GIVEN PROBLEM =
Check each line of the data for "фиванцев" and select those that have it.

RECORDS FOR THIS EXERCISE =
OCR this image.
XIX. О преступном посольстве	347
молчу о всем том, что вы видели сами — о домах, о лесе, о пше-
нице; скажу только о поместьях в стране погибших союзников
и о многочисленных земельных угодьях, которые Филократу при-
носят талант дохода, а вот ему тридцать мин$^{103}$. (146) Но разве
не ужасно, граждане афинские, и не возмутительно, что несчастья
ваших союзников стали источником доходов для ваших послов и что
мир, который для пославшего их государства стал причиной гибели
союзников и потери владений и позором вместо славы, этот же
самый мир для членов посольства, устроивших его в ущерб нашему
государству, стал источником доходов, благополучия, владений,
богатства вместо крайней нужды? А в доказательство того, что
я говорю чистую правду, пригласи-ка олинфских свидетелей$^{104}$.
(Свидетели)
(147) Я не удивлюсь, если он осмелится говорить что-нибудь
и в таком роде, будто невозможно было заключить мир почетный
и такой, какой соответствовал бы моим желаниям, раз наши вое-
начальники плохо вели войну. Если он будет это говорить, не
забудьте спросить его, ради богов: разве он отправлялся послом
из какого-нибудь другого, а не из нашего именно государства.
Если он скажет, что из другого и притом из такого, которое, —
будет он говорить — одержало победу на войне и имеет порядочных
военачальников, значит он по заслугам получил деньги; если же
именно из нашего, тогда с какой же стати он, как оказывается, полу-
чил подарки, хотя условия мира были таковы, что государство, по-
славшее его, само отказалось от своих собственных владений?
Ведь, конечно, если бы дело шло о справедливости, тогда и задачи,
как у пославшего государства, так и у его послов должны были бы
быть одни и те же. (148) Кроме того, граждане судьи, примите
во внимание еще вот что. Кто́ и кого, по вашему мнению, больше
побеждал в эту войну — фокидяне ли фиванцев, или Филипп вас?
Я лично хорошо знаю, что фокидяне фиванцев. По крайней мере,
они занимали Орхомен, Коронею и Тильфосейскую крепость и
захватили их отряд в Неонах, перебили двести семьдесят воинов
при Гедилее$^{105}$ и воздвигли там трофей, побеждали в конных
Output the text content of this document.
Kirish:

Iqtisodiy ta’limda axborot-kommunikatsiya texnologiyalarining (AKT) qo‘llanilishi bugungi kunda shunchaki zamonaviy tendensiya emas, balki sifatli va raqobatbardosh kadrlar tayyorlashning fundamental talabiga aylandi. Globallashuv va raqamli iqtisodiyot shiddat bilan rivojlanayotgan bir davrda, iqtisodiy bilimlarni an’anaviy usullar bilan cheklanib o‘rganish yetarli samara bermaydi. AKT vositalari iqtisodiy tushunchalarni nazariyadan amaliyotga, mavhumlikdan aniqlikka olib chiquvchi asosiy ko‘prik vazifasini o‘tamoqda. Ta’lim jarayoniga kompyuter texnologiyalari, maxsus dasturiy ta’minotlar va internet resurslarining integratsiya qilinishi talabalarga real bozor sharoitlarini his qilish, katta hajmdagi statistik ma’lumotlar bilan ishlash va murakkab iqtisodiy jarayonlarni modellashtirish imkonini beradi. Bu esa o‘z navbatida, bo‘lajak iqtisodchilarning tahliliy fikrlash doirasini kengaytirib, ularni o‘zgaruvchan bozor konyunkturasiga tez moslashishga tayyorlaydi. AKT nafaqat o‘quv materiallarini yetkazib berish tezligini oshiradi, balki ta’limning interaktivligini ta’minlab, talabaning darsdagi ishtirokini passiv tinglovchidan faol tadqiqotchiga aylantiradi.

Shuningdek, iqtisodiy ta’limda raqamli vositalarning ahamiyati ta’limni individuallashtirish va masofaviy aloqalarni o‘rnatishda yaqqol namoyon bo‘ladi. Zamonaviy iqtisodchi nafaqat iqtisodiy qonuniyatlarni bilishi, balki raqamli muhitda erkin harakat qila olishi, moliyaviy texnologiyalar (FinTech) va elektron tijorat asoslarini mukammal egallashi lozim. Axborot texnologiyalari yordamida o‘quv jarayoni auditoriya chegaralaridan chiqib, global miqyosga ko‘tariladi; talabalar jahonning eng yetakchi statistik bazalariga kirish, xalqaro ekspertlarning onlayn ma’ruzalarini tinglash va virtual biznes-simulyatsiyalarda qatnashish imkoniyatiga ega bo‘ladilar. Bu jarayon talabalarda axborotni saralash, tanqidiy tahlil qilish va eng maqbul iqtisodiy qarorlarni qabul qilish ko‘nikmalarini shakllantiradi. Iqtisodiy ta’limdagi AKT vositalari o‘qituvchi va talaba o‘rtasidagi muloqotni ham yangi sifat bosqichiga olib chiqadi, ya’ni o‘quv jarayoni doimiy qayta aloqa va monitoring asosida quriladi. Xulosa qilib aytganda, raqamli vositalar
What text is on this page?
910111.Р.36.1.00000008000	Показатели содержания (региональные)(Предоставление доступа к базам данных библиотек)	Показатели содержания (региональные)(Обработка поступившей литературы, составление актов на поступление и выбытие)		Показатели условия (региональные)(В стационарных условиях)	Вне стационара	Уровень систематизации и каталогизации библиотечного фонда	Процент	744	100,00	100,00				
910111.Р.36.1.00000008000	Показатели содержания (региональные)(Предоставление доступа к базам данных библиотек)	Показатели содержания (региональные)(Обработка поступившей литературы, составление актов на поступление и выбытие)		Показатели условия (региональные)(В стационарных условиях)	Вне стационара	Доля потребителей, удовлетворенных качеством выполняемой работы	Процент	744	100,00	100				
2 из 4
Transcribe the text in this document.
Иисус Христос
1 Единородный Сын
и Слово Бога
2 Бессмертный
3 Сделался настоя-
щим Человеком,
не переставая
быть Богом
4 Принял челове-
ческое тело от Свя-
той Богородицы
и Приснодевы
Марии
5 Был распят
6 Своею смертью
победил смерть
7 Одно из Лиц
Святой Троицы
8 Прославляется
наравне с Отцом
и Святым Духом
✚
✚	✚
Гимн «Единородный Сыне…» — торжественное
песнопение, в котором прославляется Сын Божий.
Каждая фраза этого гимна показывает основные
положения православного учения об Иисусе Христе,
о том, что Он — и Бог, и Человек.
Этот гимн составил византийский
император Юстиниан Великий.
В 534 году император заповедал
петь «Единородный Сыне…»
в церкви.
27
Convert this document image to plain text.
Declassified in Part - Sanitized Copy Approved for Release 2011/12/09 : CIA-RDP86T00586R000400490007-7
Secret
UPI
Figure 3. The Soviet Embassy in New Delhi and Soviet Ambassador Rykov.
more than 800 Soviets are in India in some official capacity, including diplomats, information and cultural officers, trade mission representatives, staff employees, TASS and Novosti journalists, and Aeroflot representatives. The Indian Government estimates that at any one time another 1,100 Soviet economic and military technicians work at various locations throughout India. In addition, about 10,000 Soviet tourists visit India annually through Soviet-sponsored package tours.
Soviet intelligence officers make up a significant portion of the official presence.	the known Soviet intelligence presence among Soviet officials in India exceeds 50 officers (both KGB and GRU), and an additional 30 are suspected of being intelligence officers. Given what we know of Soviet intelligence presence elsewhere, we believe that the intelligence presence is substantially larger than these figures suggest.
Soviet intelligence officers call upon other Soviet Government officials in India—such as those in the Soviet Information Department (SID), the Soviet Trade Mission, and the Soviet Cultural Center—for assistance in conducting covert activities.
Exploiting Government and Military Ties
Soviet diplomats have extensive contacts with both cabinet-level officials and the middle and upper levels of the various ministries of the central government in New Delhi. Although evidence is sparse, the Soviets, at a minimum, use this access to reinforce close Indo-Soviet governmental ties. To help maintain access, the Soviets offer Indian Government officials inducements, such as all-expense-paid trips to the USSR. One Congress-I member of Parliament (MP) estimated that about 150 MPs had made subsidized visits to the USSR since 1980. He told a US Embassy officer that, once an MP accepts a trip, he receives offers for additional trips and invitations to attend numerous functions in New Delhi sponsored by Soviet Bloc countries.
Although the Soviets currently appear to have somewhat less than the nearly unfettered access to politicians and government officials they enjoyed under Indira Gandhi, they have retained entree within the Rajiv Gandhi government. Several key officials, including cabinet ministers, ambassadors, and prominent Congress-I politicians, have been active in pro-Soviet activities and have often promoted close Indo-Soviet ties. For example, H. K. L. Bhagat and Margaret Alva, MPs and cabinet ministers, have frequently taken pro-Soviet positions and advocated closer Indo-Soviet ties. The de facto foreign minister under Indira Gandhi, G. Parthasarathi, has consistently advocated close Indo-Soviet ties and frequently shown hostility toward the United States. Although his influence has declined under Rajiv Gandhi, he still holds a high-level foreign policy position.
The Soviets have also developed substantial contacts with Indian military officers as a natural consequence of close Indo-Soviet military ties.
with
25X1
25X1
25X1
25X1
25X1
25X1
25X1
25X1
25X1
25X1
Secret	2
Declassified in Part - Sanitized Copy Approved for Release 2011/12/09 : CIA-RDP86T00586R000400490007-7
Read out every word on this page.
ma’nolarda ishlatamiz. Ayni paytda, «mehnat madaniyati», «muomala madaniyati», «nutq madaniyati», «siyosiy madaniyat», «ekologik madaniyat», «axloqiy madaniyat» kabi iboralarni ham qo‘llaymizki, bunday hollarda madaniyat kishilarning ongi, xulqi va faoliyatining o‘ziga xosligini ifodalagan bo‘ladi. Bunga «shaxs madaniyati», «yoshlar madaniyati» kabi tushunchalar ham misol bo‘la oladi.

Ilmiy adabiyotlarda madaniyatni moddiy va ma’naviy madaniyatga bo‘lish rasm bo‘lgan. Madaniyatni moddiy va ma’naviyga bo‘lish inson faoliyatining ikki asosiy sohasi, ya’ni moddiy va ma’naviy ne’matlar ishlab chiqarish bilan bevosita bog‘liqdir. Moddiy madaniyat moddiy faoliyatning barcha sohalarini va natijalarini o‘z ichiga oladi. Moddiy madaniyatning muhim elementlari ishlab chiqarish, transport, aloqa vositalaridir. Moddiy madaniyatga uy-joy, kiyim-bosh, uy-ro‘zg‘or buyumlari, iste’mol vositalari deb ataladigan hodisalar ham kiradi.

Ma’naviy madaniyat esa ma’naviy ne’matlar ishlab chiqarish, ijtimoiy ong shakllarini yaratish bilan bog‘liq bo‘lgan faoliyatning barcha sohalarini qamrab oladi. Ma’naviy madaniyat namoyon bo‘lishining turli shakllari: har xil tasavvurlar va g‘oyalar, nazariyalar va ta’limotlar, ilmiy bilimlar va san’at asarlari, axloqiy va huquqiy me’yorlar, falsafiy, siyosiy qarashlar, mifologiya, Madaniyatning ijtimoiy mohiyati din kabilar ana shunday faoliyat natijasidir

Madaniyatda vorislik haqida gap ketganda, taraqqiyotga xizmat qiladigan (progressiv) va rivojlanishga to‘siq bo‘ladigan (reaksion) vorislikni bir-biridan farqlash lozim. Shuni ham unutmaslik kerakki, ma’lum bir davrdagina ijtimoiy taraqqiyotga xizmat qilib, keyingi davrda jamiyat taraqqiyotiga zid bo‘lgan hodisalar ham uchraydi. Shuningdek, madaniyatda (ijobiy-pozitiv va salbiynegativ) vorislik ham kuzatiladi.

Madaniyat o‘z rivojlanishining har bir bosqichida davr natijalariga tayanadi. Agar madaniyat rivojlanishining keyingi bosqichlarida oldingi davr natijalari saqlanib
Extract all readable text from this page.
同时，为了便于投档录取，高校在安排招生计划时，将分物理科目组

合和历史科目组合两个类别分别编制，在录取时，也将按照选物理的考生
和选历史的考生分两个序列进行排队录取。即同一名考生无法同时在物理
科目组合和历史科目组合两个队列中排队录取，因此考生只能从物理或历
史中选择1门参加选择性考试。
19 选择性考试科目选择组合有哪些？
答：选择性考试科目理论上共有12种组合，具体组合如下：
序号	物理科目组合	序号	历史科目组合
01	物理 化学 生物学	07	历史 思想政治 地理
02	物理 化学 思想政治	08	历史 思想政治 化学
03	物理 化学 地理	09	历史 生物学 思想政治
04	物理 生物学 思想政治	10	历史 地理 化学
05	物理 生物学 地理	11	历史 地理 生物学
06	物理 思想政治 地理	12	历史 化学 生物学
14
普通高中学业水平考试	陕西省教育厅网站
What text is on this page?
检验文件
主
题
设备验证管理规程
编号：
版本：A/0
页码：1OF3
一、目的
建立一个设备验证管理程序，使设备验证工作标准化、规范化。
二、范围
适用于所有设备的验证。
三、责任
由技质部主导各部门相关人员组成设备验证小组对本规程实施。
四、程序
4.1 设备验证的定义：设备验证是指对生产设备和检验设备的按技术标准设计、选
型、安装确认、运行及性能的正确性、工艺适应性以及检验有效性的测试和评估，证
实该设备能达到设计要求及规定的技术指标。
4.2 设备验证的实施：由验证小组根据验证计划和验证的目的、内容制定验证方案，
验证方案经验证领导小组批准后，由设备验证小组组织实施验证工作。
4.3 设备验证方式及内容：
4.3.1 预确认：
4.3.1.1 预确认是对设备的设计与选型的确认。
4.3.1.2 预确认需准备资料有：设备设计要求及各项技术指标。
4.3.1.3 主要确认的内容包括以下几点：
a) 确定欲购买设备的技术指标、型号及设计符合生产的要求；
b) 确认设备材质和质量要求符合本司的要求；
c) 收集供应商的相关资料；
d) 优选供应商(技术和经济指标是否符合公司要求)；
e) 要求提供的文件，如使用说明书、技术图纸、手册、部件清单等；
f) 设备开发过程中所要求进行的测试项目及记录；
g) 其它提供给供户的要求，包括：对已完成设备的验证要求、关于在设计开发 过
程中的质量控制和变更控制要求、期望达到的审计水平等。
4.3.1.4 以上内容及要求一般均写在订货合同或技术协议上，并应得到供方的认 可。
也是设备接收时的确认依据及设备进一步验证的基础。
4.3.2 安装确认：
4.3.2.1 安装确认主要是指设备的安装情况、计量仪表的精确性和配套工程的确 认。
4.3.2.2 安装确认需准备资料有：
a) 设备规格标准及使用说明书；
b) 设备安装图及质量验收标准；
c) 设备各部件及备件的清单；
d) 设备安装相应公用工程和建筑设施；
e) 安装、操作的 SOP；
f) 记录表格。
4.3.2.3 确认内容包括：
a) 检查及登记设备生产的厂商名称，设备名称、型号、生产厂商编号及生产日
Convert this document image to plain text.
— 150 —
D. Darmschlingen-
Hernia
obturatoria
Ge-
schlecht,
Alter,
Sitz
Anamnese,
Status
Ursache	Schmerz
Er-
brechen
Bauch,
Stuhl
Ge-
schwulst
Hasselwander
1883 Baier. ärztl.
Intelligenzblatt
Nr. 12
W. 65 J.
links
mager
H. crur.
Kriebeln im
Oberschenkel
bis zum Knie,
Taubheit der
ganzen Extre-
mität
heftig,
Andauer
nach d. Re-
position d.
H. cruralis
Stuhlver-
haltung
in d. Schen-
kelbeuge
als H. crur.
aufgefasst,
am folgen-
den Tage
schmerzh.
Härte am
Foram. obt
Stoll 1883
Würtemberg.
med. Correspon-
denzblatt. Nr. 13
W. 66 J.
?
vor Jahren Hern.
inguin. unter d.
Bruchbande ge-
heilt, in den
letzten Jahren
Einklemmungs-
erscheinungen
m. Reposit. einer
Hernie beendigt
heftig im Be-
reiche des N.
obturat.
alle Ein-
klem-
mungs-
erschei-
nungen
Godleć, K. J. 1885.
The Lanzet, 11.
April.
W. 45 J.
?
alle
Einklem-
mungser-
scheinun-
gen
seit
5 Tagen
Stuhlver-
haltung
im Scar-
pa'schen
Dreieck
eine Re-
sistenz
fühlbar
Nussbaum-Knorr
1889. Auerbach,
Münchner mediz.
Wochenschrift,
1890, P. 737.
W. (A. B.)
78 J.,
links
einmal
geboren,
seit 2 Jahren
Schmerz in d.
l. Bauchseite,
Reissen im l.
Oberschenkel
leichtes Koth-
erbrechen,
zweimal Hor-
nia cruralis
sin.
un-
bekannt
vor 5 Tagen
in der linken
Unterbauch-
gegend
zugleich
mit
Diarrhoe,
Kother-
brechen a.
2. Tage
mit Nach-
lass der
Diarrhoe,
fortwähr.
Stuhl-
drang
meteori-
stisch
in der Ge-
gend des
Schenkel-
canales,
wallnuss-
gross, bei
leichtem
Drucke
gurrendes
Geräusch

TASK SOLUTION =
побеждал в эту войну — фокидяне ли фиванцев, или Филипп вас?
Я лично хорошо знаю, что фокидяне фиванцев. По крайней мере,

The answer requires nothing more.